Goal:
Comb the records below for the string "output" and copy each line where it turns up.

Records supplied:

— begin —

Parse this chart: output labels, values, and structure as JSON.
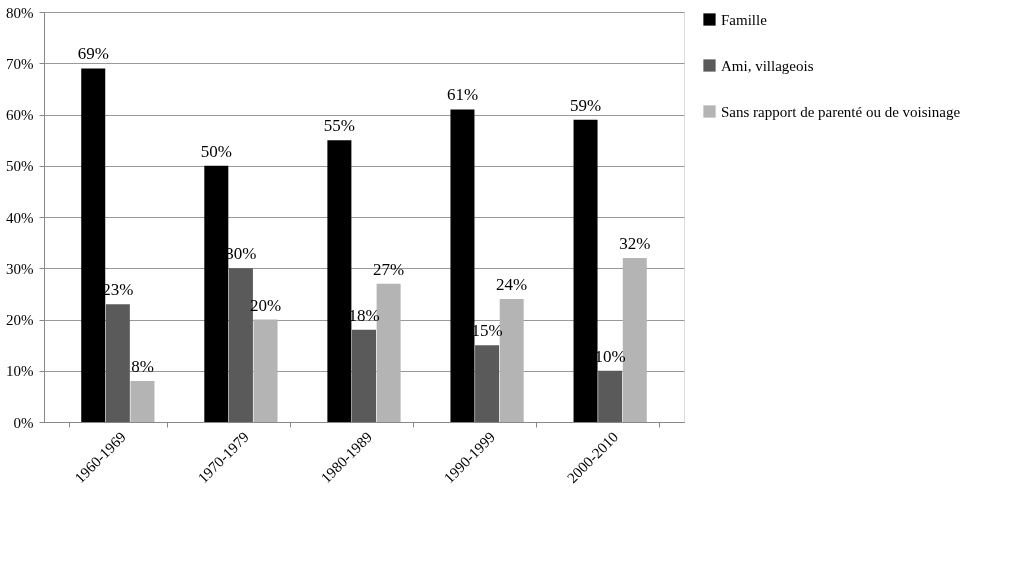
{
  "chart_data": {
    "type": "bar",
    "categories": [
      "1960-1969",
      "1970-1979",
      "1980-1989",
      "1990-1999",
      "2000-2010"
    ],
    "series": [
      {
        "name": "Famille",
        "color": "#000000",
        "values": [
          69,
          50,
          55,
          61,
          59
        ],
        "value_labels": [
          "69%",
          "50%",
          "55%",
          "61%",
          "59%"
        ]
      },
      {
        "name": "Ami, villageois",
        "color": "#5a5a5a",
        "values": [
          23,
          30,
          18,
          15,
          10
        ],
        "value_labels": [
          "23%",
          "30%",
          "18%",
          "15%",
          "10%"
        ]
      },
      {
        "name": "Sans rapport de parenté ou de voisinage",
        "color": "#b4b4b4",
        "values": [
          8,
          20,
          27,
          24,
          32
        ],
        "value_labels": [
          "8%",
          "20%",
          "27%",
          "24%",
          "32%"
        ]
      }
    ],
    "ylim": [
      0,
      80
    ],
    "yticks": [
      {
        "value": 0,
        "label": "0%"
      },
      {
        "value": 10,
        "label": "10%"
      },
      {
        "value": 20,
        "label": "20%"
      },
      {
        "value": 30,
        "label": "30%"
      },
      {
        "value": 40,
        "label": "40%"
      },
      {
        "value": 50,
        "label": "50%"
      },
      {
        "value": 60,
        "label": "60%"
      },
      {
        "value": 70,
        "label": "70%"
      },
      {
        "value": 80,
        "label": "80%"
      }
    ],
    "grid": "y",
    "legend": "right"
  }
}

— end —
— begin —

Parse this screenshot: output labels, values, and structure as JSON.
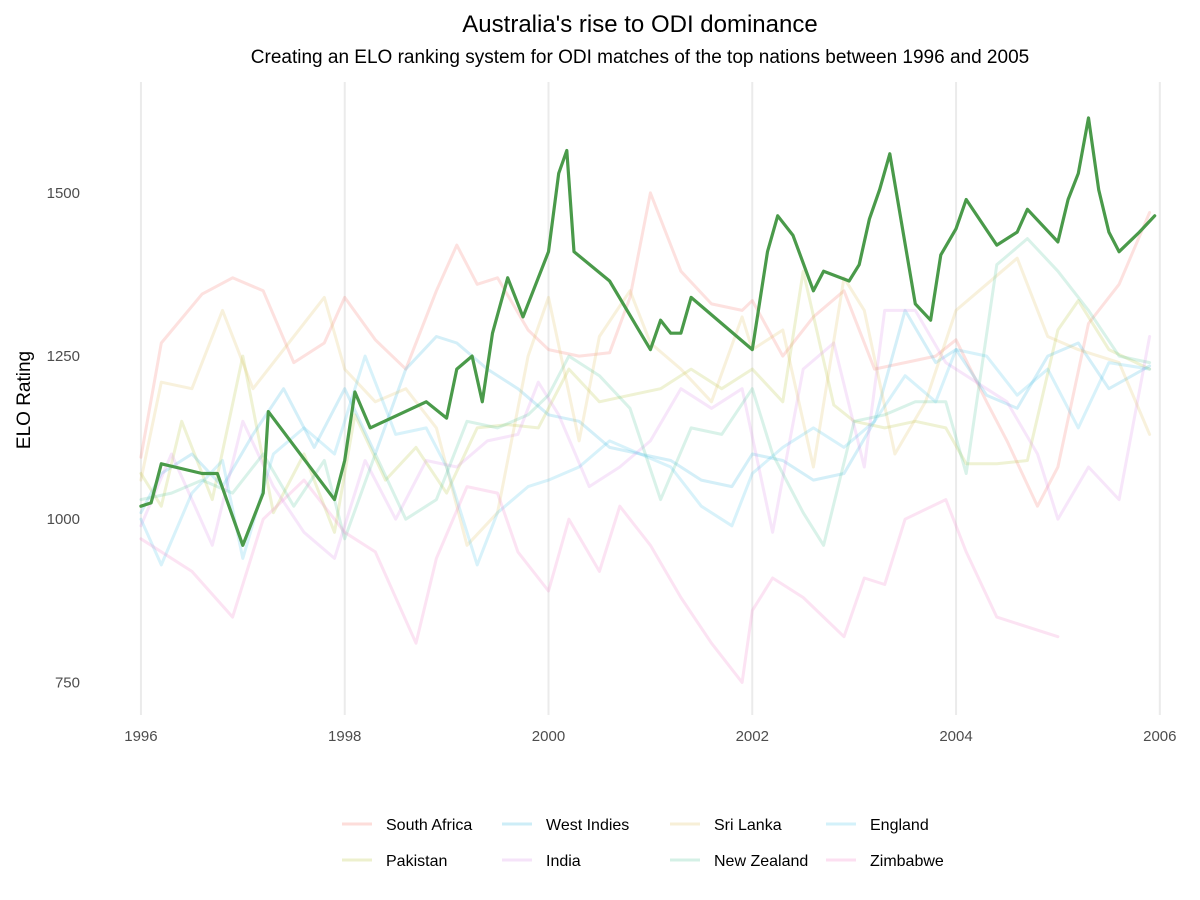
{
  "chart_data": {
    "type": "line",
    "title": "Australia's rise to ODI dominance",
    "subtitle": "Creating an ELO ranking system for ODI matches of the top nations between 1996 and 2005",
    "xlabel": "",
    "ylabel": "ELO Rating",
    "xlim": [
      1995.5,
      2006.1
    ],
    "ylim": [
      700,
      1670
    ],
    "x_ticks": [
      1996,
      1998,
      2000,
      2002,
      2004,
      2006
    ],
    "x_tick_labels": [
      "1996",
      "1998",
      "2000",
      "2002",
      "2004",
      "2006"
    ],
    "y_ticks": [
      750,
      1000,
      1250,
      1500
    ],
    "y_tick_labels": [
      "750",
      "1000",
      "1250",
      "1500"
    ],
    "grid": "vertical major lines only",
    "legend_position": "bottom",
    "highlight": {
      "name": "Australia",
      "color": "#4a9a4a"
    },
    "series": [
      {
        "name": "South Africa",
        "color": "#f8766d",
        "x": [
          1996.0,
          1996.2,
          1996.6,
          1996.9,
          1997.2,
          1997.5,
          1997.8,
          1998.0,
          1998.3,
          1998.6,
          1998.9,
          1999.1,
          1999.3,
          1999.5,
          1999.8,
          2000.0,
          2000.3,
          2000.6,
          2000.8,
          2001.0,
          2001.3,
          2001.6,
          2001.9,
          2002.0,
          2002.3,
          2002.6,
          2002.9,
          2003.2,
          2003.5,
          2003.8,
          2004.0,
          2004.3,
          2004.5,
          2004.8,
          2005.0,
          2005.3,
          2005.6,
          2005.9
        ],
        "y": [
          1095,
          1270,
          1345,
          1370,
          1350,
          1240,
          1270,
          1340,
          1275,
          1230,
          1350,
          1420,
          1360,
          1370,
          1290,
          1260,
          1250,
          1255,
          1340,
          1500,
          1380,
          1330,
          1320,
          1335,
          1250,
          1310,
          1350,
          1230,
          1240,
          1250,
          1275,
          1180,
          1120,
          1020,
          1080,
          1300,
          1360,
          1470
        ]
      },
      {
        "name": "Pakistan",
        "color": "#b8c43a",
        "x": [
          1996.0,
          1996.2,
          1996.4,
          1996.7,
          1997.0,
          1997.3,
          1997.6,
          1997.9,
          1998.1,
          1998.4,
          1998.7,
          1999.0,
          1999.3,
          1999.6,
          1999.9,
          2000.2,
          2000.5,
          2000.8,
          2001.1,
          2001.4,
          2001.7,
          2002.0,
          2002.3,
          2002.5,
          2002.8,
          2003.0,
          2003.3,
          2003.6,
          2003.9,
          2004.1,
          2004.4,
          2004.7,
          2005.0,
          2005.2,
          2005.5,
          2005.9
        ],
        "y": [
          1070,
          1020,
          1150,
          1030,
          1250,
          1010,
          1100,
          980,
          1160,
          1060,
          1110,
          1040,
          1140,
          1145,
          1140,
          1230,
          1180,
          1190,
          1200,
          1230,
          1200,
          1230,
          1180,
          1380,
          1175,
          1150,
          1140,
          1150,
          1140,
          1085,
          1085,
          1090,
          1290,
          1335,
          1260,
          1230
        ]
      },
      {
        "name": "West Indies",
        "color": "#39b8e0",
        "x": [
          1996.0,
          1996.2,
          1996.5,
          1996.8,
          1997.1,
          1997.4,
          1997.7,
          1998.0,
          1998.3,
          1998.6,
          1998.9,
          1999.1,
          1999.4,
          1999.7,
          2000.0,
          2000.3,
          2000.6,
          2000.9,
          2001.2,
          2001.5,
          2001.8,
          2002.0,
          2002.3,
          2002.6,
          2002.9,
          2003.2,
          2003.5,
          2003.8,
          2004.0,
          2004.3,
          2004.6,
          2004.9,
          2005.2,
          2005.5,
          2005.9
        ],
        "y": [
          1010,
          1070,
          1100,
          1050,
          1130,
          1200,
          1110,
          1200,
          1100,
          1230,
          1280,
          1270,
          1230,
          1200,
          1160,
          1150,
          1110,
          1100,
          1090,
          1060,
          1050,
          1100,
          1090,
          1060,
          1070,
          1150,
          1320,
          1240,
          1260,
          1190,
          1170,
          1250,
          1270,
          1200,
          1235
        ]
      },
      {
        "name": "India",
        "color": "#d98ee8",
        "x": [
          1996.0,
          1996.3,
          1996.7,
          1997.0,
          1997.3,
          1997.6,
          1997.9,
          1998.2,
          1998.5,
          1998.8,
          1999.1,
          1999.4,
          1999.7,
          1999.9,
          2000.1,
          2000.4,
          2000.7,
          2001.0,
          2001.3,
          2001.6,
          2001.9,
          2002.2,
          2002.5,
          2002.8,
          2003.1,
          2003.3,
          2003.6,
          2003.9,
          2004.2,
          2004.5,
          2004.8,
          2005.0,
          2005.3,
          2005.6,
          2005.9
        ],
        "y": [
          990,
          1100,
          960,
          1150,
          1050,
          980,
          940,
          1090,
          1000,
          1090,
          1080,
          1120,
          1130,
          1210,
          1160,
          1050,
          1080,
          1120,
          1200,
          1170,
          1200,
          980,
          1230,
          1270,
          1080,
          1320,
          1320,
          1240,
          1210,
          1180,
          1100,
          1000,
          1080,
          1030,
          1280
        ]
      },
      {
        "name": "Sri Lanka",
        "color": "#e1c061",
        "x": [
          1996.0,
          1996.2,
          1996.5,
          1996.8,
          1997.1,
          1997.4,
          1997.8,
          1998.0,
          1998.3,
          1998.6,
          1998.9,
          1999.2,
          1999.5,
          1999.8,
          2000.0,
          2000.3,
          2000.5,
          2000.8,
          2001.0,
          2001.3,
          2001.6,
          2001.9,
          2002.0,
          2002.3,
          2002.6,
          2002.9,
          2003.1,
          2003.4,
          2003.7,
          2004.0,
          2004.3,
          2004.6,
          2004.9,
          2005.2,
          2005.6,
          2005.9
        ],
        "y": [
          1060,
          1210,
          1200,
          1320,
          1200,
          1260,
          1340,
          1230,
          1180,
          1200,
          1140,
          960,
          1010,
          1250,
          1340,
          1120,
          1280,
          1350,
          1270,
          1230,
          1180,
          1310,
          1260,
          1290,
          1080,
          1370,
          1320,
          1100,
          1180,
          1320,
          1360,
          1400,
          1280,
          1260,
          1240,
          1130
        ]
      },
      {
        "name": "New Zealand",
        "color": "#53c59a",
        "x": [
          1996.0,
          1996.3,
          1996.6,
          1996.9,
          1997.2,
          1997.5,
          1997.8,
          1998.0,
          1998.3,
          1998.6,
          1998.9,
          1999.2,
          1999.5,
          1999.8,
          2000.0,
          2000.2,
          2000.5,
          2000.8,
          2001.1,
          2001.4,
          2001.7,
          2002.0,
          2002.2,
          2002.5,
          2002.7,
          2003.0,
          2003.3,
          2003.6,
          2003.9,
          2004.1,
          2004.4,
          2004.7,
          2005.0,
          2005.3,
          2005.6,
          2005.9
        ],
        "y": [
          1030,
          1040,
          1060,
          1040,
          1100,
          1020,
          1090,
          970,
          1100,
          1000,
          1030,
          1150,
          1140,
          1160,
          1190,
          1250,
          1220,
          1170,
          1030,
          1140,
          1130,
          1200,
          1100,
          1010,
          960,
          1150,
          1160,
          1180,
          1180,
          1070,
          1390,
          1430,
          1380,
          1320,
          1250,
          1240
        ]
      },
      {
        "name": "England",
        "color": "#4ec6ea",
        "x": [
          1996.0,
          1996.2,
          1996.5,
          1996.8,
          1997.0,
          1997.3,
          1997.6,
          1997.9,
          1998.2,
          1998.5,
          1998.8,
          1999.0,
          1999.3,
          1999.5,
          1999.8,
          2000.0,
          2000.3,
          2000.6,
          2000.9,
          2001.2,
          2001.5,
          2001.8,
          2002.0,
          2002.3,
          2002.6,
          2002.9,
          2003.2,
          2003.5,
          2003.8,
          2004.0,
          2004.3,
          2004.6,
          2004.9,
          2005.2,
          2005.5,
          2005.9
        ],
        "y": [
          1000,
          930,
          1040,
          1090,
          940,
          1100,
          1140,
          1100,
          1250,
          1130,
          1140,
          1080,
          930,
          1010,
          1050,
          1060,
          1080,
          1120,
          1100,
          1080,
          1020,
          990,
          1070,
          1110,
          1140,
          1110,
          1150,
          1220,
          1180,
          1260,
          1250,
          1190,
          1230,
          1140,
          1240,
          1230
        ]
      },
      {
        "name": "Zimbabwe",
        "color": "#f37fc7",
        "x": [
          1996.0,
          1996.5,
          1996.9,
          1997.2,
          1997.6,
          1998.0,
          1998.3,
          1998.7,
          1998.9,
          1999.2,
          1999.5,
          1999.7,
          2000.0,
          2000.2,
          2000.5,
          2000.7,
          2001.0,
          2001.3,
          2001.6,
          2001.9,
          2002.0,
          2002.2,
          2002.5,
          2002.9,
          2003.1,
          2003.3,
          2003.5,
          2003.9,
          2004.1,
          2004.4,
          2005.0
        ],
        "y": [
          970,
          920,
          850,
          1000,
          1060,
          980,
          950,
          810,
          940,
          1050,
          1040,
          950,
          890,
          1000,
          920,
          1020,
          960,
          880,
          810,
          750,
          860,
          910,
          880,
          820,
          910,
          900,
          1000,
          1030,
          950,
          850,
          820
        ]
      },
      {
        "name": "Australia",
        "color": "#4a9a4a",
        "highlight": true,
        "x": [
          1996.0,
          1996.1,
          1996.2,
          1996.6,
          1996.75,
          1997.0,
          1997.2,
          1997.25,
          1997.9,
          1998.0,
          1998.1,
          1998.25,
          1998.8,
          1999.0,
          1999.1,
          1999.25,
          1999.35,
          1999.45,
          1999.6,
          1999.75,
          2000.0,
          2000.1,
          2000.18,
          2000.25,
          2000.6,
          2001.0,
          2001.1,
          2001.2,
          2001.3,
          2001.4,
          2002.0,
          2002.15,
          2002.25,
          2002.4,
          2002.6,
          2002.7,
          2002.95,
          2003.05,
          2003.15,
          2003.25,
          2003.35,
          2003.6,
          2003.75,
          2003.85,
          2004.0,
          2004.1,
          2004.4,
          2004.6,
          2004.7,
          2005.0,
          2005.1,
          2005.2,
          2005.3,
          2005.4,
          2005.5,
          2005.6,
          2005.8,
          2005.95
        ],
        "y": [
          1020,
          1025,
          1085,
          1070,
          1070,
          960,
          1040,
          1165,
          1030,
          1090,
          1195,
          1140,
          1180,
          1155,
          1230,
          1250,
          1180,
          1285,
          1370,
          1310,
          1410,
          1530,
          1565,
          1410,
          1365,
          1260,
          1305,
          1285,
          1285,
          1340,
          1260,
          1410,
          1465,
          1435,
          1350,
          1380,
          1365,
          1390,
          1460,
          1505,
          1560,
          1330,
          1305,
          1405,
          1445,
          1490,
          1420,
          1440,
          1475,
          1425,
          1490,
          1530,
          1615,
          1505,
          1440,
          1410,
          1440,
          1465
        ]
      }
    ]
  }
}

— end —

Response to this task:
Parse this chart: output labels, values, and structure as JSON.
Parse this screenshot: output labels, values, and structure as JSON.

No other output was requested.